*WHAT IS BEING ASKED*
Keep only the lines of the listing that include the word "files", and copy them.

□ □ □ □ □ □ □

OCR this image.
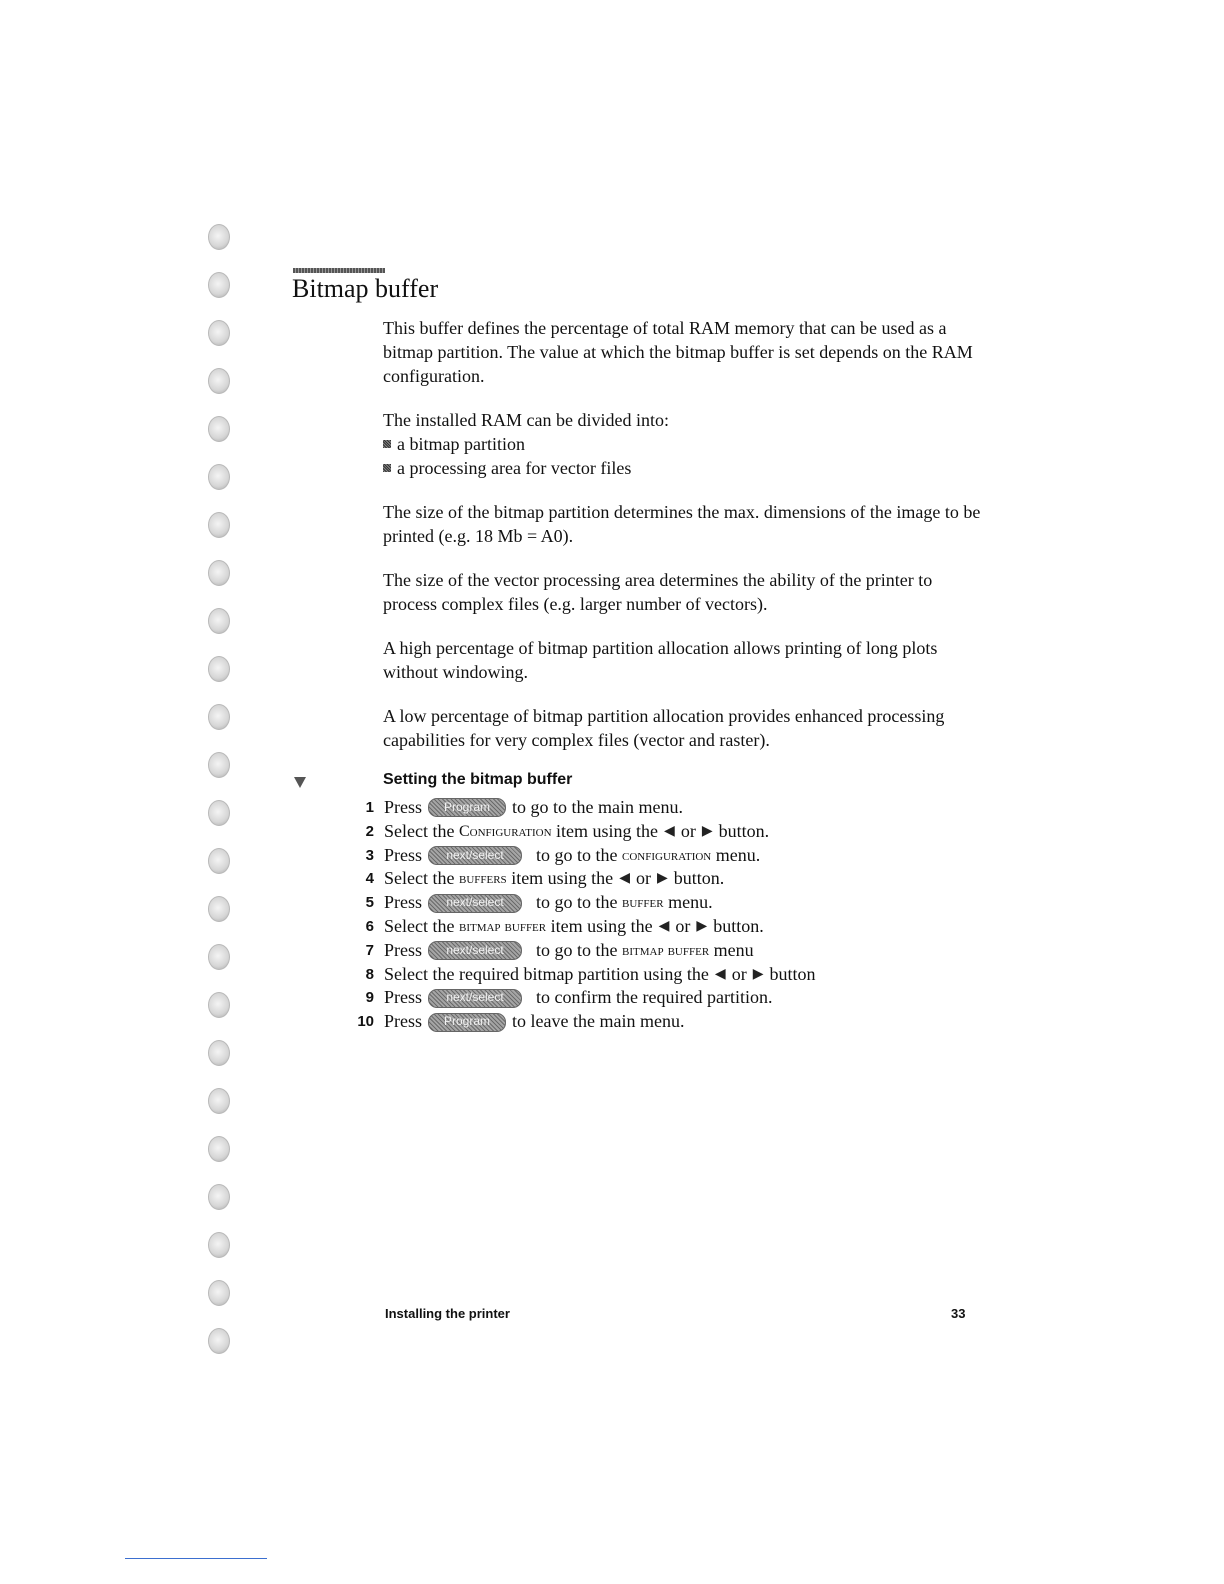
Bitmap buffer

This buffer defines the percentage of total RAM memory that can be used as a bitmap partition. The value at which the bitmap buffer is set depends on the RAM configuration.

The installed RAM can be divided into:

a bitmap partition
a processing area for vector files

The size of the bitmap partition determines the max. dimensions of the image to be printed (e.g. 18 Mb = A0).

The size of the vector processing area determines the ability of the printer to process complex files (e.g. larger number of vectors).

A high percentage of bitmap partition allocation allows printing of long plots without windowing.

A low percentage of bitmap partition allocation provides enhanced processing capabilities for very complex files (vector and raster).

Setting the bitmap buffer
1 Press	Program	to go to the main menu.
2 Select the
Configuration
item using the ◀ or ▶ button.
3 Press	next/select	to go to the
configuration
menu.
4 Select the
buffers
item using the ◀ or ▶ button.
5 Press	next/select	to go to the
buffer
menu.
6 Select the
bitmap buffer
item using the ◀ or ▶ button.
7 Press	next/select	to go to the
bitmap buffer
menu
8 Select the required bitmap partition using the ◀ or ▶ button
9 Press	next/select	to confirm the required partition.
10 Press	Program	to leave the main menu.
Installing the printer	33
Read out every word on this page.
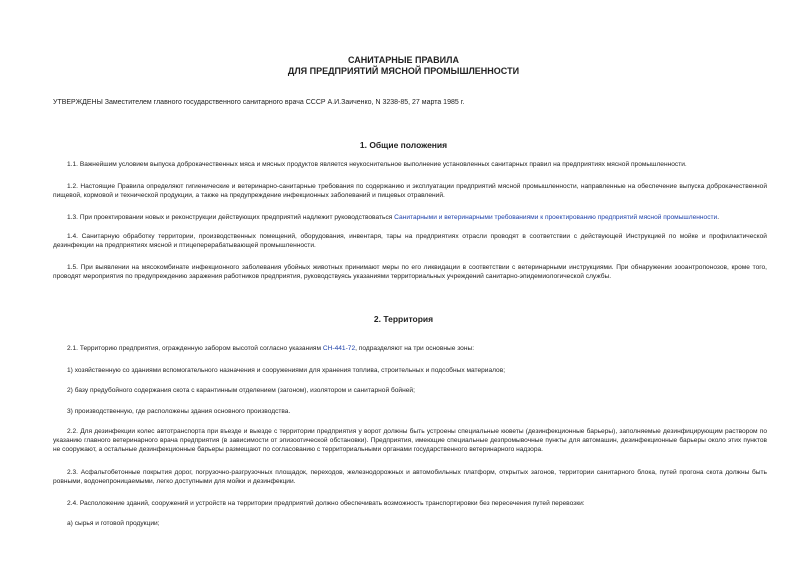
САНИТАРНЫЕ ПРАВИЛА
ДЛЯ ПРЕДПРИЯТИЙ МЯСНОЙ ПРОМЫШЛЕННОСТИ
УТВЕРЖДЕНЫ Заместителем главного государственного санитарного врача СССР А.И.Заиченко, N 3238-85, 27 марта 1985 г.
1. Общие положения
1.1. Важнейшим условием выпуска доброкачественных мяса и мясных продуктов является неукоснительное выполнение установленных санитарных правил на предприятиях мясной промышленности.
1.2. Настоящие Правила определяют гигиенические и ветеринарно-санитарные требования по содержанию и эксплуатации предприятий мясной промышленности, направленные на обеспечение выпуска доброкачественной пищевой, кормовой и технической продукции, а также на предупреждение инфекционных заболеваний и пищевых отравлений.
1.3. При проектировании новых и реконструкции действующих предприятий надлежит руководствоваться Санитарными и ветеринарными требованиями к проектированию предприятий мясной промышленности.
1.4. Санитарную обработку территории, производственных помещений, оборудования, инвентаря, тары на предприятиях отрасли проводят в соответствии с действующей Инструкцией по мойке и профилактической дезинфекции на предприятиях мясной и птицеперерабатывающей промышленности.
1.5. При выявлении на мясокомбинате инфекционного заболевания убойных животных принимают меры по его ликвидации в соответствии с ветеринарными инструкциями. При обнаружении зооантропонозов, кроме того, проводят мероприятия по предупреждению заражения работников предприятия, руководствуясь указаниями территориальных учреждений санитарно-эпидемиологической службы.
2. Территория
2.1. Территорию предприятия, огражденную забором высотой согласно указаниям СН-441-72, подразделяют на три основные зоны:
1) хозяйственную со зданиями вспомогательного назначения и сооружениями для хранения топлива, строительных и подсобных материалов;
2) базу предубойного содержания скота с карантинным отделением (загоном), изолятором и санитарной бойней;
3) производственную, где расположены здания основного производства.
2.2. Для дезинфекции колес автотранспорта при въезде и выезде с территории предприятия у ворот должны быть устроены специальные кюветы (дезинфекционные барьеры), заполняемые дезинфицирующим раствором по указанию главного ветеринарного врача предприятия (в зависимости от эпизоотической обстановки). Предприятия, имеющие специальные дезпромывочные пункты для автомашин, дезинфекционные барьеры около этих пунктов не сооружают, а остальные дезинфекционные барьеры размещают по согласованию с территориальными органами государственного ветеринарного надзора.
2.3. Асфальтобетонные покрытия дорог, погрузочно-разгрузочных площадок, переходов, железнодорожных и автомобильных платформ, открытых загонов, территории санитарного блока, путей прогона скота должны быть ровными, водонепроницаемыми, легко доступными для мойки и дезинфекции.
2.4. Расположение зданий, сооружений и устройств на территории предприятий должно обеспечивать возможность транспортировки без пересечения путей перевозки:
а) сырья и готовой продукции;
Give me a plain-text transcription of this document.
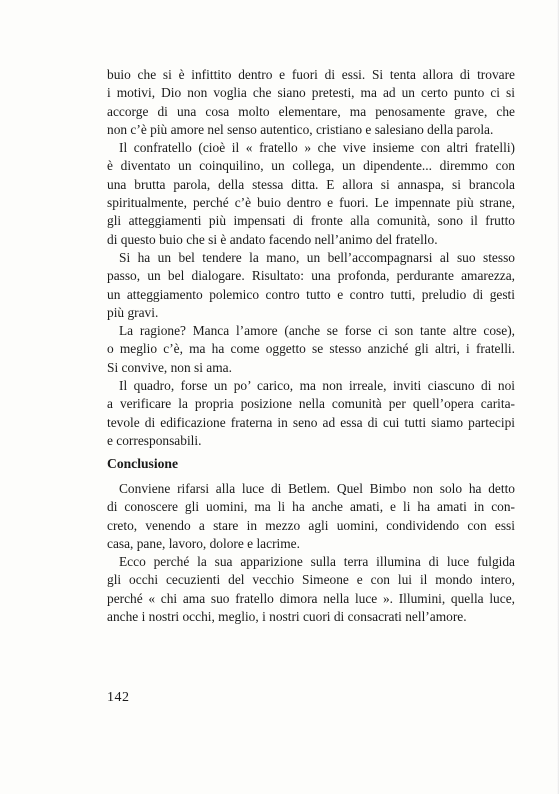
buio che si è infittito dentro e fuori di essi. Si tenta allora di trovare
i motivi, Dio non voglia che siano pretesti, ma ad un certo punto ci si
accorge di una cosa molto elementare, ma penosamente grave, che
non c’è più amore nel senso autentico, cristiano e salesiano della parola.
Il confratello (cioè il « fratello » che vive insieme con altri fratelli)
è diventato un coinquilino, un collega, un dipendente... diremmo con
una brutta parola, della stessa ditta. E allora si annaspa, si brancola
spiritualmente, perché c’è buio dentro e fuori. Le impennate più strane,
gli atteggiamenti più impensati di fronte alla comunità, sono il frutto
di questo buio che si è andato facendo nell’animo del fratello.
Si ha un bel tendere la mano, un bell’accompagnarsi al suo stesso
passo, un bel dialogare. Risultato: una profonda, perdurante amarezza,
un atteggiamento polemico contro tutto e contro tutti, preludio di gesti
più gravi.
La ragione? Manca l’amore (anche se forse ci son tante altre cose),
o meglio c’è, ma ha come oggetto se stesso anziché gli altri, i fratelli.
Si convive, non si ama.
Il quadro, forse un po’ carico, ma non irreale, inviti ciascuno di noi
a verificare la propria posizione nella comunità per quell’opera carita-
tevole di edificazione fraterna in seno ad essa di cui tutti siamo partecipi
e corresponsabili.
Conclusione
Conviene rifarsi alla luce di Betlem. Quel Bimbo non solo ha detto
di conoscere gli uomini, ma li ha anche amati, e li ha amati in con-
creto, venendo a stare in mezzo agli uomini, condividendo con essi
casa, pane, lavoro, dolore e lacrime.
Ecco perché la sua apparizione sulla terra illumina di luce fulgida
gli occhi cecuzienti del vecchio Simeone e con lui il mondo intero,
perché « chi ama suo fratello dimora nella luce ». Illumini, quella luce,
anche i nostri occhi, meglio, i nostri cuori di consacrati nell’amore.
142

□ □ □ □ □ □ □

*RESULT OF THE TASK*
a processing area for vector files
The size of the vector processing area determines the ability of the printer to process complex files (e.g. larger number of vectors).
A low percentage of bitmap partition allocation provides enhanced processing capabilities for very complex files (vector and raster).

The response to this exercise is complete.